■ PROBLEM DESCRIPTION ■
Restate the records below word for word, and omit the images they hold.

---------- RECORDS SHOWN ----------

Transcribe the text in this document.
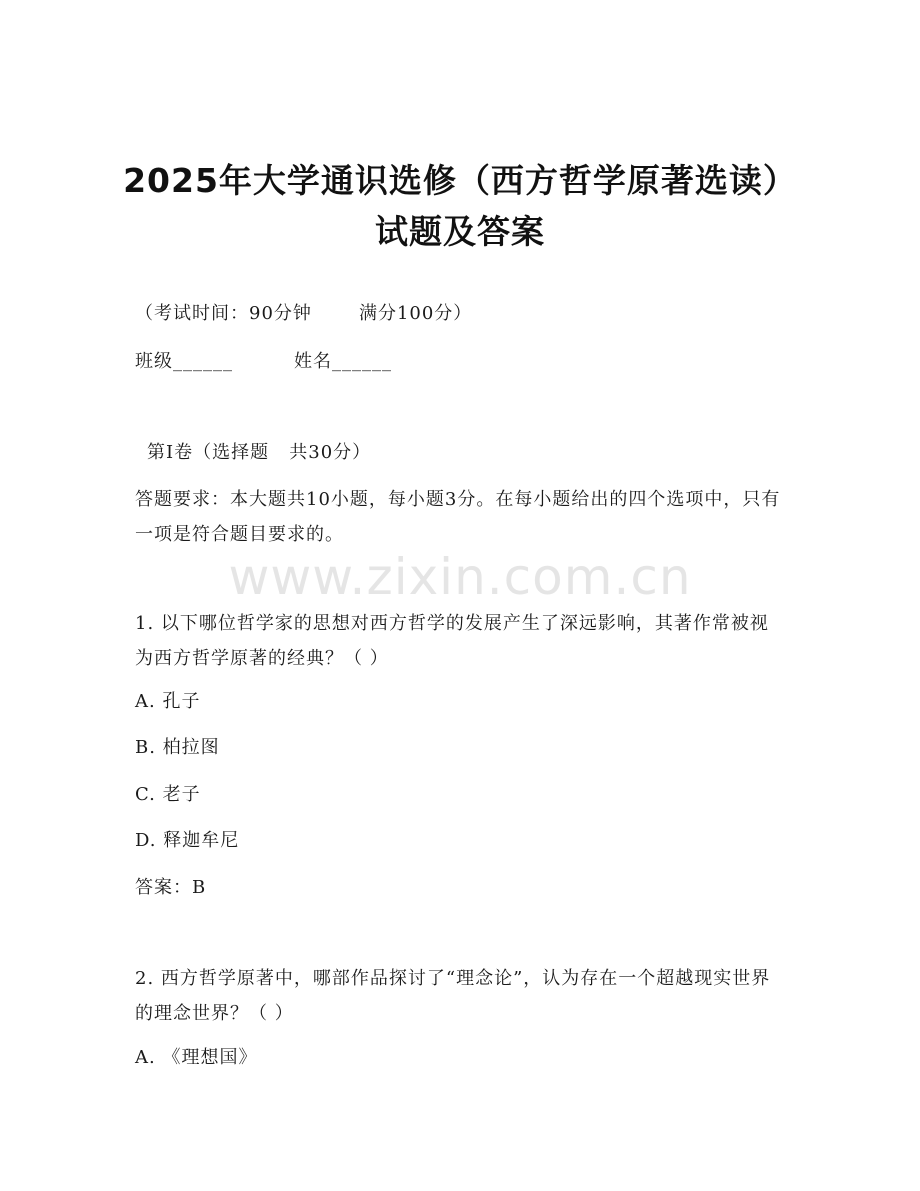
2025年大学通识选修（西方哲学原著选读）
试题及答案
（考试时间：90分钟       满分100分）
班级______	姓名______
第Ⅰ卷（选择题   共30分）
答题要求：本大题共10小题，每小题3分。在每小题给出的四个选项中，只有一项是符合题目要求的。
www.zixin.com.cn
1. 以下哪位哲学家的思想对西方哲学的发展产生了深远影响，其著作常被视为西方哲学原著的经典？（ ）
A. 孔子
B. 柏拉图
C. 老子
D. 释迦牟尼
答案：B
2. 西方哲学原著中，哪部作品探讨了“理念论”，认为存在一个超越现实世界的理念世界？（ ）
A. 《理想国》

----------

■ OUTPUT OF THE EXERCISE ■
Transcribe the text in this document.
2025年大学通识选修（西方哲学原著选读）
试题及答案
（考试时间：90分钟       满分100分）
班级______	姓名______
第Ⅰ卷（选择题   共30分）
答题要求：本大题共10小题，每小题3分。在每小题给出的四个选项中，只有一项是符合题目要求的。
www.zixin.com.cn
1. 以下哪位哲学家的思想对西方哲学的发展产生了深远影响，其著作常被视为西方哲学原著的经典？（ ）
A. 孔子
B. 柏拉图
C. 老子
D. 释迦牟尼
答案：B
2. 西方哲学原著中，哪部作品探讨了“理念论”，认为存在一个超越现实世界的理念世界？（ ）
A. 《理想国》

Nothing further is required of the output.